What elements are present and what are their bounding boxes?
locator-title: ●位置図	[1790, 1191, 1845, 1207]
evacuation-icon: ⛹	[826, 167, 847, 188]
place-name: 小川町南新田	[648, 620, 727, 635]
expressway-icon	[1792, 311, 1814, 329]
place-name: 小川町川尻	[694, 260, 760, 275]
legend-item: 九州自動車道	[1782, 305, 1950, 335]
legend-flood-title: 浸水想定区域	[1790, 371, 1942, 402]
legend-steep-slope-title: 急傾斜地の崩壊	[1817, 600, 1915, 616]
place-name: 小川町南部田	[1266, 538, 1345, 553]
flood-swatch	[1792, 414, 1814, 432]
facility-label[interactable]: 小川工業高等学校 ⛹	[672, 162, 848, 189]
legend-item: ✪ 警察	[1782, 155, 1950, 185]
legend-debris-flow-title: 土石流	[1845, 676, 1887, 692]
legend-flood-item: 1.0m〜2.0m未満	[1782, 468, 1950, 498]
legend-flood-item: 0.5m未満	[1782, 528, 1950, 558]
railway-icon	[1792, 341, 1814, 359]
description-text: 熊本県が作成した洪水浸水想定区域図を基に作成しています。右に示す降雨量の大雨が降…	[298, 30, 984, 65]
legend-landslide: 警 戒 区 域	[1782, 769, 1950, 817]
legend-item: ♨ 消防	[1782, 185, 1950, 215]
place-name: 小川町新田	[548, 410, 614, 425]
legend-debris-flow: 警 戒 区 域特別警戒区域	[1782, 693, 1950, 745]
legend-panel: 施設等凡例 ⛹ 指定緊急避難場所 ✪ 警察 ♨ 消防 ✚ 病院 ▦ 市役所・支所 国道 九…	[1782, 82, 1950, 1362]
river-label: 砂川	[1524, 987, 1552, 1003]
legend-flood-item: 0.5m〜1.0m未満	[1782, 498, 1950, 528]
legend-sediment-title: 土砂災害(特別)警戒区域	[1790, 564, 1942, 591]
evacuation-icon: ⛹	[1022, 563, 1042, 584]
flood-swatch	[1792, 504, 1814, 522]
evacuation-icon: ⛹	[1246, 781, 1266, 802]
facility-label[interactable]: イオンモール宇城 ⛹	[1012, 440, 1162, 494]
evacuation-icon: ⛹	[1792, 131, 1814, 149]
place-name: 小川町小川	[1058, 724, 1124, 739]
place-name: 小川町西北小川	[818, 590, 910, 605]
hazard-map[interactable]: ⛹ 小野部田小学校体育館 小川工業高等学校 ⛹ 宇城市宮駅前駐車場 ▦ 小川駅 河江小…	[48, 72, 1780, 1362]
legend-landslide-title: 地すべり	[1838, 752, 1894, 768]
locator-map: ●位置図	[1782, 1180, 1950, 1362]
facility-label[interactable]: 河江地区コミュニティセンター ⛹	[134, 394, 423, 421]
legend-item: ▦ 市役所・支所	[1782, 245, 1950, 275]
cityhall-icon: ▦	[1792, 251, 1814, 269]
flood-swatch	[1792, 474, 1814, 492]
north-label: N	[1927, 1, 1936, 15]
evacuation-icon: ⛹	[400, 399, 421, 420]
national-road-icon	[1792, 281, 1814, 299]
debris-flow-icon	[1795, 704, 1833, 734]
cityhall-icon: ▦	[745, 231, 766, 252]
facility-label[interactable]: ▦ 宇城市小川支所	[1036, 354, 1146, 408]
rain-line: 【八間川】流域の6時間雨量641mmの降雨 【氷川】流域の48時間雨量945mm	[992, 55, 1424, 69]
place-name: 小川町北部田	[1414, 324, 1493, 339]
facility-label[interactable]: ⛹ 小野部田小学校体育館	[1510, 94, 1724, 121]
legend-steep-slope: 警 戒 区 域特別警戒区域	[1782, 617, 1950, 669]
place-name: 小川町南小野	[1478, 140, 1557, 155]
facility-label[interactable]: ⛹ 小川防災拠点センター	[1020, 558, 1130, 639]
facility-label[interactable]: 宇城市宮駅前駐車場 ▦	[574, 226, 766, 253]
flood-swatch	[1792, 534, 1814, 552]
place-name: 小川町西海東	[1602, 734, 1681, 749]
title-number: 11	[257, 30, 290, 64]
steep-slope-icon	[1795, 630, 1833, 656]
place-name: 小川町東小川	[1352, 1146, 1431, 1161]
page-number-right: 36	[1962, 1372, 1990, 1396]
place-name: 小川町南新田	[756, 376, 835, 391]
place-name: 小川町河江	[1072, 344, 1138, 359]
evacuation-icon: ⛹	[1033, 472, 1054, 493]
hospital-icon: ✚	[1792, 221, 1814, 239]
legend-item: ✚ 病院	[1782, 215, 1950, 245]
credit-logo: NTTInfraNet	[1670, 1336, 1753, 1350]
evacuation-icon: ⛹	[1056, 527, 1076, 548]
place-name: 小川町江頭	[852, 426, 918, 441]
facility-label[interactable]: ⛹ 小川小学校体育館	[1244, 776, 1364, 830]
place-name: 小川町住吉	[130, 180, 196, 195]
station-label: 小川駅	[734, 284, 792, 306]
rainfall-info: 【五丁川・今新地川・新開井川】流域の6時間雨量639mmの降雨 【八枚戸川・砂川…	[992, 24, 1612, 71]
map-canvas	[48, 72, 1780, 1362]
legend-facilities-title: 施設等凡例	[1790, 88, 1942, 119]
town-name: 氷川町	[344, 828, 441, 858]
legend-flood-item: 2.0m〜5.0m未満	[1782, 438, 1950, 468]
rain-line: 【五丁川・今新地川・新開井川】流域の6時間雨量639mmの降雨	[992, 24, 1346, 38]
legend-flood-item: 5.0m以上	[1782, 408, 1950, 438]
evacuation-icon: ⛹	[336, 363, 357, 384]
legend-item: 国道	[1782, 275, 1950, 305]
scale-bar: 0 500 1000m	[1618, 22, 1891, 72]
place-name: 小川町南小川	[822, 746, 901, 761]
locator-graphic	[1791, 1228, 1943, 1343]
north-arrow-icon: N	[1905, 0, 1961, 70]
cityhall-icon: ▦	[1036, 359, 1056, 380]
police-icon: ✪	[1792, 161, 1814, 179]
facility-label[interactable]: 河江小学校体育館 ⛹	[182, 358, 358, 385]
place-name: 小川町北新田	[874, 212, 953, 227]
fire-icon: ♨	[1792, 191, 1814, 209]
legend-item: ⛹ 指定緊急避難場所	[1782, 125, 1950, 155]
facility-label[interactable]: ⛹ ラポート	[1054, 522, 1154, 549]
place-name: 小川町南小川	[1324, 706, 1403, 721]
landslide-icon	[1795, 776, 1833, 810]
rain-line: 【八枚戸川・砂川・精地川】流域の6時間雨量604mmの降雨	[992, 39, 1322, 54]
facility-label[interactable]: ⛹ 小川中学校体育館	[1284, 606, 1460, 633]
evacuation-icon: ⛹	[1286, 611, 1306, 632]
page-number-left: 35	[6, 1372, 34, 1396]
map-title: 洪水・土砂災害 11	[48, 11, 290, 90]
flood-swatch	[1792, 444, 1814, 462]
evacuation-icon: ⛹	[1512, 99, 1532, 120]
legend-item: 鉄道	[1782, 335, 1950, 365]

___

Turn every line of the items above into a JSON list of strings, one string per line, leaving out blank lines.

**Exercise answer:**
[
  "What elements are present and what are their bounding boxes?",
  "locator-title: ●位置図\t[1790, 1191, 1845, 1207]",
  "evacuation-icon: ⛹\t[826, 167, 847, 188]",
  "place-name: 小川町南新田\t[648, 620, 727, 635]",
  "expressway-icon\t[1792, 311, 1814, 329]",
  "place-name: 小川町川尻\t[694, 260, 760, 275]",
  "legend-item: 九州自動車道\t[1782, 305, 1950, 335]",
  "legend-flood-title: 浸水想定区域\t[1790, 371, 1942, 402]",
  "legend-steep-slope-title: 急傾斜地の崩壊\t[1817, 600, 1915, 616]",
  "place-name: 小川町南部田\t[1266, 538, 1345, 553]",
  "flood-swatch\t[1792, 414, 1814, 432]",
  "facility-label[interactable]: 小川工業高等学校 ⛹\t[672, 162, 848, 189]",
  "legend-item: ✪ 警察\t[1782, 155, 1950, 185]",
  "legend-debris-flow-title: 土石流\t[1845, 676, 1887, 692]",
  "legend-flood-item: 1.0m〜2.0m未満\t[1782, 468, 1950, 498]",
  "legend-flood-item: 0.5m未満\t[1782, 528, 1950, 558]",
  "railway-icon\t[1792, 341, 1814, 359]",
  "description-text: 熊本県が作成した洪水浸水想定区域図を基に作成しています。右に示す降雨量の大雨が降…\t[298, 30, 984, 65]",
  "legend-landslide: 警 戒 区 域\t[1782, 769, 1950, 817]",
  "legend-item: ♨ 消防\t[1782, 185, 1950, 215]",
  "place-name: 小川町新田\t[548, 410, 614, 425]",
  "legend-debris-flow: 警 戒 区 域特別警戒区域\t[1782, 693, 1950, 745]",
  "legend-panel: 施設等凡例 ⛹ 指定緊急避難場所 ✪ 警察 ♨ 消防 ✚ 病院 ▦ 市役所・支所 国道 九…\t[1782, 82, 1950, 1362]",
  "river-label: 砂川\t[1524, 987, 1552, 1003]",
  "legend-flood-item: 0.5m〜1.0m未満\t[1782, 498, 1950, 528]",
  "legend-sediment-title: 土砂災害(特別)警戒区域\t[1790, 564, 1942, 591]",
  "evacuation-icon: ⛹\t[1022, 563, 1042, 584]",
  "flood-swatch\t[1792, 504, 1814, 522]",
  "evacuation-icon: ⛹\t[1246, 781, 1266, 802]",
  "facility-label[interactable]: イオンモール宇城 ⛹\t[1012, 440, 1162, 494]",
  "evacuation-icon: ⛹\t[1792, 131, 1814, 149]",
  "place-name: 小川町小川\t[1058, 724, 1124, 739]",
  "place-name: 小川町西北小川\t[818, 590, 910, 605]",
  "hazard-map[interactable]: ⛹ 小野部田小学校体育館 小川工業高等学校 ⛹ 宇城市宮駅前駐車場 ▦ 小川駅 河江小…\t[48, 72, 1780, 1362]",
  "legend-landslide-title: 地すべり\t[1838, 752, 1894, 768]",
  "locator-map: ●位置図\t[1782, 1180, 1950, 1362]",
  "facility-label[interactable]: 河江地区コミュニティセンター ⛹\t[134, 394, 423, 421]",
  "legend-item: ▦ 市役所・支所\t[1782, 245, 1950, 275]",
  "cityhall-icon: ▦\t[1792, 251, 1814, 269]",
  "flood-swatch\t[1792, 474, 1814, 492]",
  "north-label: N\t[1927, 1, 1936, 15]",
  "evacuation-icon: ⛹\t[400, 399, 421, 420]",
  "national-road-icon\t[1792, 281, 1814, 299]",
  "debris-flow-icon\t[1795, 704, 1833, 734]",
  "cityhall-icon: ▦\t[745, 231, 766, 252]",
  "facility-label[interactable]: ▦ 宇城市小川支所\t[1036, 354, 1146, 408]",
  "rain-line: 【八間川】流域の6時間雨量641mmの降雨 【氷川】流域の48時間雨量945mm\t[992, 55, 1424, 69]",
  "place-name: 小川町北部田\t[1414, 324, 1493, 339]",
  "facility-label[interactable]: ⛹ 小野部田小学校体育館\t[1510, 94, 1724, 121]",
  "legend-steep-slope: 警 戒 区 域特別警戒区域\t[1782, 617, 1950, 669]",
  "place-name: 小川町南小野\t[1478, 140, 1557, 155]",
  "facility-label[interactable]: ⛹ 小川防災拠点センター\t[1020, 558, 1130, 639]",
  "facility-label[interactable]: 宇城市宮駅前駐車場 ▦\t[574, 226, 766, 253]",
  "flood-swatch\t[1792, 534, 1814, 552]",
  "place-name: 小川町西海東\t[1602, 734, 1681, 749]",
  "title-number: 11\t[257, 30, 290, 64]",
  "steep-slope-icon\t[1795, 630, 1833, 656]",
  "place-name: 小川町東小川\t[1352, 1146, 1431, 1161]",
  "page-number-right: 36\t[1962, 1372, 1990, 1396]",
  "place-name: 小川町南新田\t[756, 376, 835, 391]",
  "place-name: 小川町河江\t[1072, 344, 1138, 359]",
  "evacuation-icon: ⛹\t[1033, 472, 1054, 493]",
  "hospital-icon: ✚\t[1792, 221, 1814, 239]",
  "legend-item: ✚ 病院\t[1782, 215, 1950, 245]",
  "credit-logo: NTTInfraNet\t[1670, 1336, 1753, 1350]",
  "evacuation-icon: ⛹\t[1056, 527, 1076, 548]",
  "place-name: 小川町江頭\t[852, 426, 918, 441]",
  "facility-label[interactable]: ⛹ 小川小学校体育館\t[1244, 776, 1364, 830]",
  "place-name: 小川町住吉\t[130, 180, 196, 195]",
  "station-label: 小川駅\t[734, 284, 792, 306]",
  "rainfall-info: 【五丁川・今新地川・新開井川】流域の6時間雨量639mmの降雨 【八枚戸川・砂川…\t[992, 24, 1612, 71]",
  "map-canvas\t[48, 72, 1780, 1362]",
  "legend-facilities-title: 施設等凡例\t[1790, 88, 1942, 119]",
  "town-name: 氷川町\t[344, 828, 441, 858]",
  "legend-flood-item: 2.0m〜5.0m未満\t[1782, 438, 1950, 468]",
  "rain-line: 【五丁川・今新地川・新開井川】流域の6時間雨量639mmの降雨\t[992, 24, 1346, 38]",
  "legend-flood-item: 5.0m以上\t[1782, 408, 1950, 438]",
  "evacuation-icon: ⛹\t[336, 363, 357, 384]",
  "legend-item: 国道\t[1782, 275, 1950, 305]",
  "scale-bar: 0 500 1000m\t[1618, 22, 1891, 72]",
  "place-name: 小川町南小川\t[822, 746, 901, 761]",
  "locator-graphic\t[1791, 1228, 1943, 1343]",
  "north-arrow-icon: N\t[1905, 0, 1961, 70]",
  "cityhall-icon: ▦\t[1036, 359, 1056, 380]",
  "police-icon: ✪\t[1792, 161, 1814, 179]",
  "facility-label[interactable]: 河江小学校体育館 ⛹\t[182, 358, 358, 385]",
  "place-name: 小川町北新田\t[874, 212, 953, 227]",
  "fire-icon: ♨\t[1792, 191, 1814, 209]",
  "legend-item: ⛹ 指定緊急避難場所\t[1782, 125, 1950, 155]",
  "facility-label[interactable]: ⛹ ラポート\t[1054, 522, 1154, 549]",
  "place-name: 小川町南小川\t[1324, 706, 1403, 721]",
  "landslide-icon\t[1795, 776, 1833, 810]",
  "rain-line: 【八枚戸川・砂川・精地川】流域の6時間雨量604mmの降雨\t[992, 39, 1322, 54]",
  "facility-label[interactable]: ⛹ 小川中学校体育館\t[1284, 606, 1460, 633]",
  "evacuation-icon: ⛹\t[1286, 611, 1306, 632]",
  "page-number-left: 35\t[6, 1372, 34, 1396]",
  "map-title: 洪水・土砂災害 11\t[48, 11, 290, 90]",
  "flood-swatch\t[1792, 444, 1814, 462]",
  "evacuation-icon: ⛹\t[1512, 99, 1532, 120]",
  "legend-item: 鉄道\t[1782, 335, 1950, 365]"
]